[YOUR TASK]: Return the data exactly, with all pictures removed.

## start DATA TO PROCESS

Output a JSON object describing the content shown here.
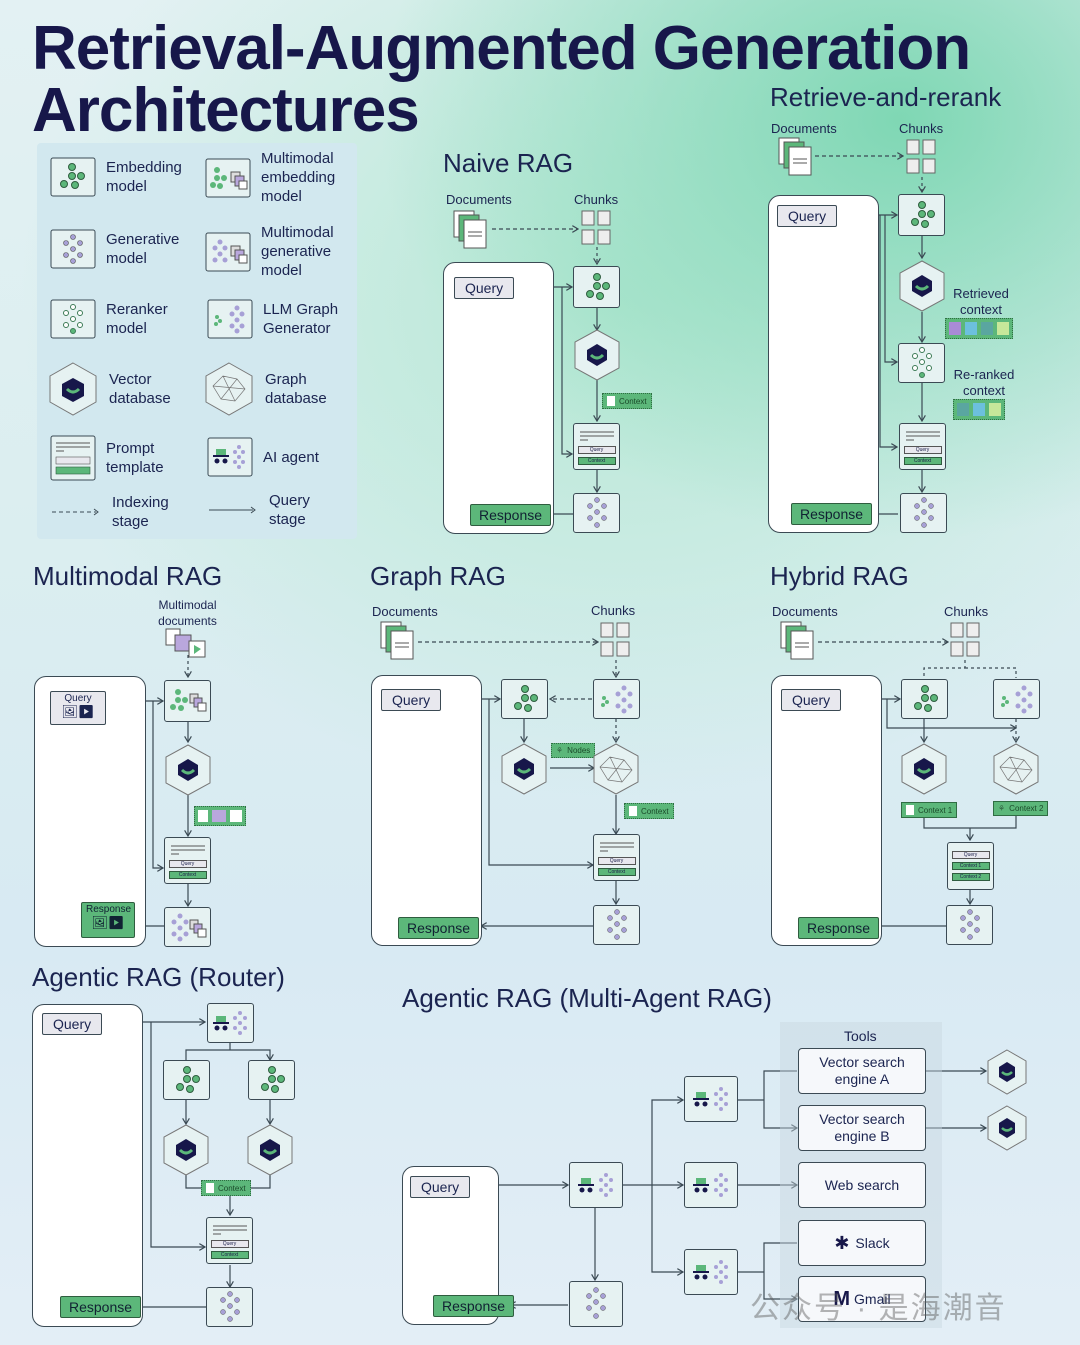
{
  "title": {
    "line1": "Retrieval-Augmented Generation",
    "line2": "Architectures"
  },
  "legend": {
    "items": [
      {
        "icon": "embedding-model-icon",
        "label": "Embedding model"
      },
      {
        "icon": "multimodal-embedding-model-icon",
        "label": "Multimodal embedding model"
      },
      {
        "icon": "generative-model-icon",
        "label": "Generative model"
      },
      {
        "icon": "multimodal-generative-model-icon",
        "label": "Multimodal generative model"
      },
      {
        "icon": "reranker-model-icon",
        "label": "Reranker model"
      },
      {
        "icon": "llm-graph-generator-icon",
        "label": "LLM Graph Generator"
      },
      {
        "icon": "vector-database-icon",
        "label": "Vector database"
      },
      {
        "icon": "graph-database-icon",
        "label": "Graph database"
      },
      {
        "icon": "prompt-template-icon",
        "label": "Prompt template"
      },
      {
        "icon": "ai-agent-icon",
        "label": "AI agent"
      },
      {
        "icon": "dashed-arrow-icon",
        "label": "Indexing stage"
      },
      {
        "icon": "solid-arrow-icon",
        "label": "Query stage"
      }
    ]
  },
  "common": {
    "documents": "Documents",
    "chunks": "Chunks",
    "query": "Query",
    "response": "Response",
    "context": "Context",
    "context1": "Context 1",
    "context2": "Context 2",
    "nodes": "Nodes"
  },
  "sections": {
    "naive": {
      "title": "Naive RAG"
    },
    "rerank": {
      "title": "Retrieve-and-rerank",
      "retrieved": "Retrieved context",
      "reranked": "Re-ranked context"
    },
    "multimodal": {
      "title": "Multimodal RAG",
      "docs": "Multimodal documents"
    },
    "graph": {
      "title": "Graph RAG"
    },
    "hybrid": {
      "title": "Hybrid RAG"
    },
    "router": {
      "title": "Agentic RAG (Router)"
    },
    "multi_agent": {
      "title": "Agentic RAG (Multi-Agent RAG)",
      "tools_label": "Tools",
      "tools": [
        "Vector search engine A",
        "Vector search engine B",
        "Web search",
        "Slack",
        "Gmail"
      ]
    }
  },
  "watermark": "公众号 · 是海潮音",
  "colors": {
    "accent_green": "#5cb77a",
    "dark_navy": "#17174a",
    "outline": "#3b4a54"
  }
}
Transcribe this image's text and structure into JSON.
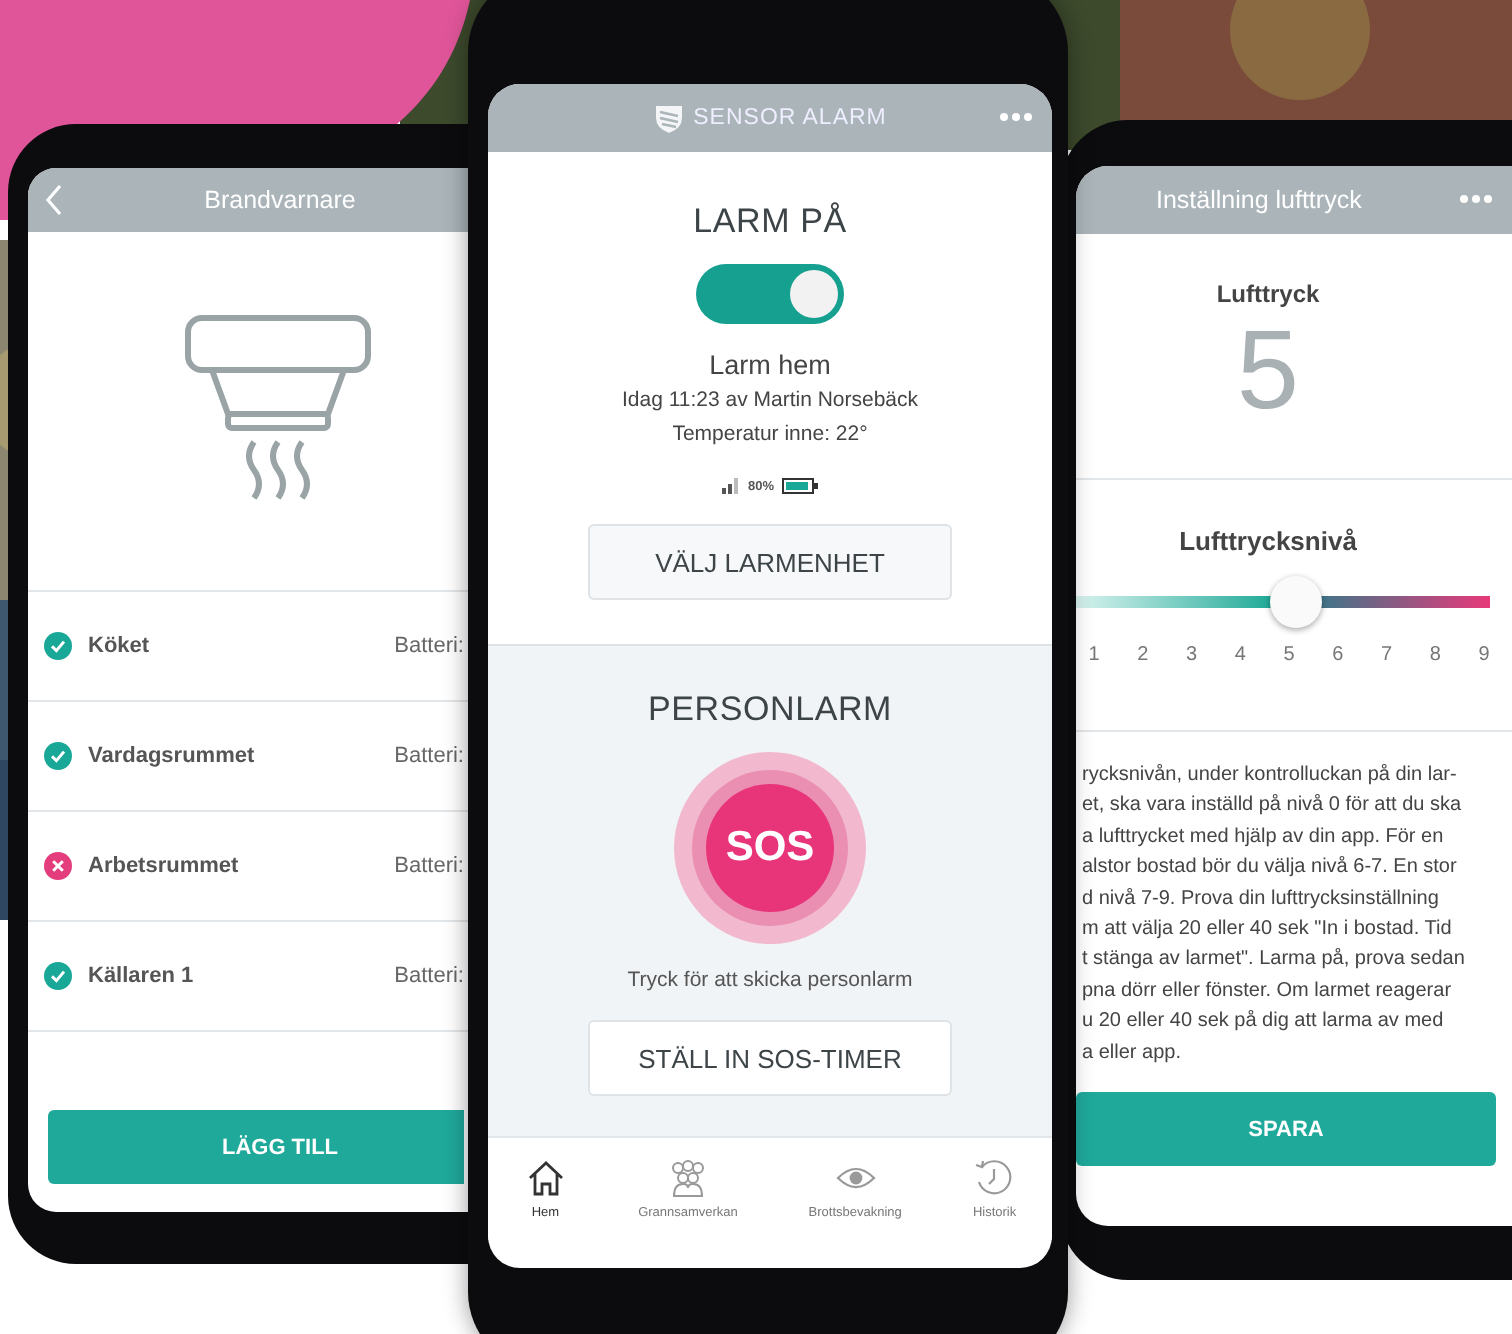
{
  "left_screen": {
    "title": "Brandvarnare",
    "detectors": [
      {
        "name": "Köket",
        "ok": true,
        "battery_label": "Batteri:"
      },
      {
        "name": "Vardagsrummet",
        "ok": true,
        "battery_label": "Batteri:"
      },
      {
        "name": "Arbetsrummet",
        "ok": false,
        "battery_label": "Batteri:"
      },
      {
        "name": "Källaren 1",
        "ok": true,
        "battery_label": "Batteri:"
      }
    ],
    "button": "LÄGG TILL"
  },
  "center_screen": {
    "brand": "SENSOR ALARM",
    "alarm": {
      "title": "LARM PÅ",
      "on": true,
      "mode": "Larm hem",
      "last_change": "Idag 11:23 av Martin Norsebäck",
      "temperature": "Temperatur inne: 22°",
      "battery_percent": "80%",
      "button": "VÄLJ LARMENHET"
    },
    "personal_alarm": {
      "title": "PERSONLARM",
      "sos": "SOS",
      "hint": "Tryck för att skicka personlarm",
      "button": "STÄLL IN SOS-TIMER"
    },
    "nav": [
      {
        "label": "Hem",
        "selected": true
      },
      {
        "label": "Grannsamverkan",
        "selected": false
      },
      {
        "label": "Brottsbevakning",
        "selected": false
      },
      {
        "label": "Historik",
        "selected": false
      }
    ]
  },
  "right_screen": {
    "title": "Inställning lufttryck",
    "pressure_label": "Lufttryck",
    "pressure_value": "5",
    "level_label": "Lufttrycksnivå",
    "slider": {
      "level": 0.53
    },
    "scale": [
      "1",
      "2",
      "3",
      "4",
      "5",
      "6",
      "7",
      "8",
      "9"
    ],
    "description_lines": [
      "rycksnivån, under kontrolluckan på din lar-",
      "et, ska vara inställd på nivå 0 för att du ska",
      "a lufttrycket med hjälp av din app. För en",
      "alstor bostad bör du välja nivå 6-7. En stor",
      "d nivå 7-9. Prova din lufttrycksinställning",
      "m att välja 20 eller 40 sek \"In i bostad. Tid",
      "t stänga av larmet\". Larma på, prova sedan",
      "pna dörr eller fönster. Om larmet reagerar",
      "u 20 eller 40 sek på dig att larma av med",
      "a eller app."
    ],
    "button": "SPARA"
  }
}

## end DATA TO PROCESS

[THE RESULT]:
Output a JSON object describing the content shown here.
{
  "title": {
    "line1": "Retrieval-Augmented Generation",
    "line2": "Architectures"
  },
  "legend": {
    "items": [
      {
        "icon": "embedding-model-icon",
        "label": "Embedding model"
      },
      {
        "icon": "multimodal-embedding-model-icon",
        "label": "Multimodal embedding model"
      },
      {
        "icon": "generative-model-icon",
        "label": "Generative model"
      },
      {
        "icon": "multimodal-generative-model-icon",
        "label": "Multimodal generative model"
      },
      {
        "icon": "reranker-model-icon",
        "label": "Reranker model"
      },
      {
        "icon": "llm-graph-generator-icon",
        "label": "LLM Graph Generator"
      },
      {
        "icon": "vector-database-icon",
        "label": "Vector database"
      },
      {
        "icon": "graph-database-icon",
        "label": "Graph database"
      },
      {
        "icon": "prompt-template-icon",
        "label": "Prompt template"
      },
      {
        "icon": "ai-agent-icon",
        "label": "AI agent"
      },
      {
        "icon": "dashed-arrow-icon",
        "label": "Indexing stage"
      },
      {
        "icon": "solid-arrow-icon",
        "label": "Query stage"
      }
    ]
  },
  "common": {
    "documents": "Documents",
    "chunks": "Chunks",
    "query": "Query",
    "response": "Response",
    "context": "Context",
    "context1": "Context 1",
    "context2": "Context 2",
    "nodes": "Nodes"
  },
  "sections": {
    "naive": {
      "title": "Naive RAG"
    },
    "rerank": {
      "title": "Retrieve-and-rerank",
      "retrieved": "Retrieved context",
      "reranked": "Re-ranked context"
    },
    "multimodal": {
      "title": "Multimodal RAG",
      "docs": "Multimodal documents"
    },
    "graph": {
      "title": "Graph RAG"
    },
    "hybrid": {
      "title": "Hybrid RAG"
    },
    "router": {
      "title": "Agentic RAG (Router)"
    },
    "multi_agent": {
      "title": "Agentic RAG (Multi-Agent RAG)",
      "tools_label": "Tools",
      "tools": [
        "Vector search engine A",
        "Vector search engine B",
        "Web search",
        "Slack",
        "Gmail"
      ]
    }
  },
  "watermark": "公众号 · 是海潮音",
  "colors": {
    "accent_green": "#5cb77a",
    "dark_navy": "#17174a",
    "outline": "#3b4a54"
  }
}
Transcribe this image's text and structure into JSON.
{
  "left_screen": {
    "title": "Brandvarnare",
    "detectors": [
      {
        "name": "Köket",
        "ok": true,
        "battery_label": "Batteri:"
      },
      {
        "name": "Vardagsrummet",
        "ok": true,
        "battery_label": "Batteri:"
      },
      {
        "name": "Arbetsrummet",
        "ok": false,
        "battery_label": "Batteri:"
      },
      {
        "name": "Källaren 1",
        "ok": true,
        "battery_label": "Batteri:"
      }
    ],
    "button": "LÄGG TILL"
  },
  "center_screen": {
    "brand": "SENSOR ALARM",
    "alarm": {
      "title": "LARM PÅ",
      "on": true,
      "mode": "Larm hem",
      "last_change": "Idag 11:23 av Martin Norsebäck",
      "temperature": "Temperatur inne: 22°",
      "battery_percent": "80%",
      "button": "VÄLJ LARMENHET"
    },
    "personal_alarm": {
      "title": "PERSONLARM",
      "sos": "SOS",
      "hint": "Tryck för att skicka personlarm",
      "button": "STÄLL IN SOS-TIMER"
    },
    "nav": [
      {
        "label": "Hem",
        "selected": true
      },
      {
        "label": "Grannsamverkan",
        "selected": false
      },
      {
        "label": "Brottsbevakning",
        "selected": false
      },
      {
        "label": "Historik",
        "selected": false
      }
    ]
  },
  "right_screen": {
    "title": "Inställning lufttryck",
    "pressure_label": "Lufttryck",
    "pressure_value": "5",
    "level_label": "Lufttrycksnivå",
    "slider": {
      "level": 0.53
    },
    "scale": [
      "1",
      "2",
      "3",
      "4",
      "5",
      "6",
      "7",
      "8",
      "9"
    ],
    "description_lines": [
      "rycksnivån, under kontrolluckan på din lar-",
      "et, ska vara inställd på nivå 0 för att du ska",
      "a lufttrycket med hjälp av din app. För en",
      "alstor bostad bör du välja nivå 6-7. En stor",
      "d nivå 7-9. Prova din lufttrycksinställning",
      "m att välja 20 eller 40 sek \"In i bostad. Tid",
      "t stänga av larmet\". Larma på, prova sedan",
      "pna dörr eller fönster. Om larmet reagerar",
      "u 20 eller 40 sek på dig att larma av med",
      "a eller app."
    ],
    "button": "SPARA"
  }
}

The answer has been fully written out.